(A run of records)
>>>>

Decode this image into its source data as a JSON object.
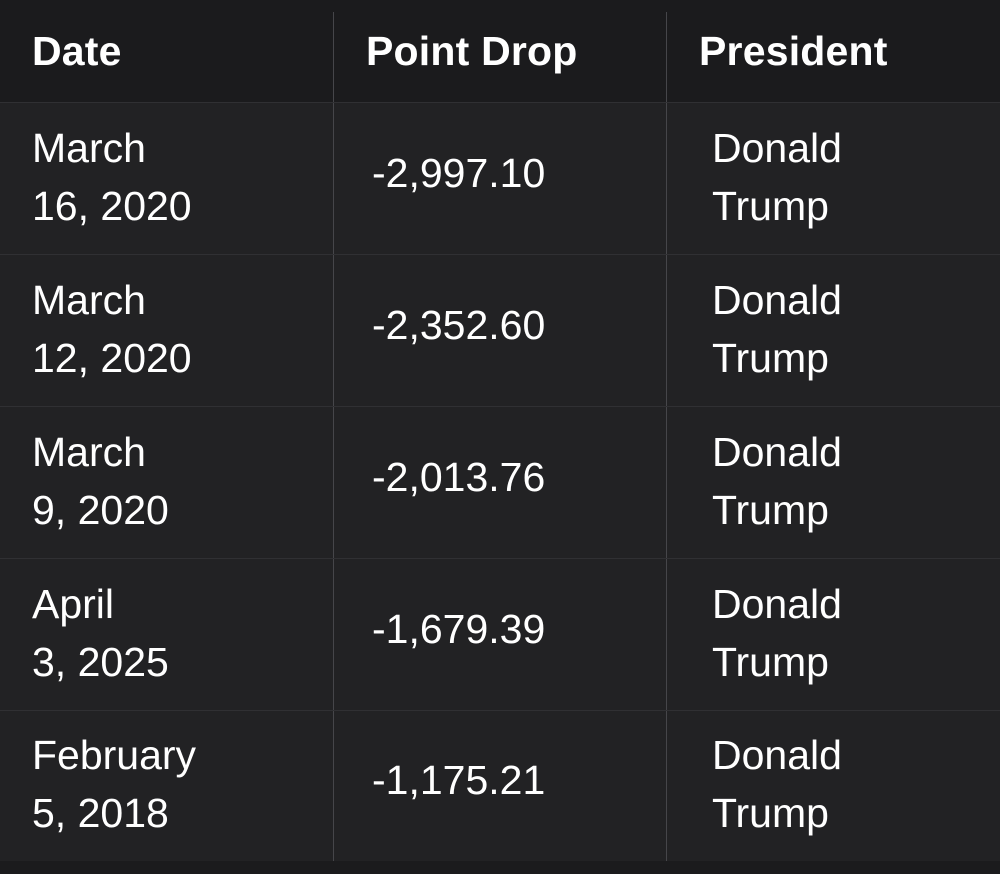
{
  "table": {
    "headers": {
      "date": "Date",
      "drop": "Point Drop",
      "president": "President"
    },
    "rows": [
      {
        "date": "March\n16, 2020",
        "drop": "-2,997.10",
        "president": "Donald\nTrump"
      },
      {
        "date": "March\n12, 2020",
        "drop": "-2,352.60",
        "president": "Donald\nTrump"
      },
      {
        "date": "March\n9, 2020",
        "drop": "-2,013.76",
        "president": "Donald\nTrump"
      },
      {
        "date": "April\n3, 2025",
        "drop": "-1,679.39",
        "president": "Donald\nTrump"
      },
      {
        "date": "February\n5, 2018",
        "drop": "-1,175.21",
        "president": "Donald\nTrump"
      }
    ]
  }
}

<<<<

Reproduce every entry word for word, but skip any pictures.

Decode this image into its source data as a JSON object.
{
  "table": {
    "headers": {
      "date": "Date",
      "drop": "Point Drop",
      "president": "President"
    },
    "rows": [
      {
        "date": "March\n16, 2020",
        "drop": "-2,997.10",
        "president": "Donald\nTrump"
      },
      {
        "date": "March\n12, 2020",
        "drop": "-2,352.60",
        "president": "Donald\nTrump"
      },
      {
        "date": "March\n9, 2020",
        "drop": "-2,013.76",
        "president": "Donald\nTrump"
      },
      {
        "date": "April\n3, 2025",
        "drop": "-1,679.39",
        "president": "Donald\nTrump"
      },
      {
        "date": "February\n5, 2018",
        "drop": "-1,175.21",
        "president": "Donald\nTrump"
      }
    ]
  }
}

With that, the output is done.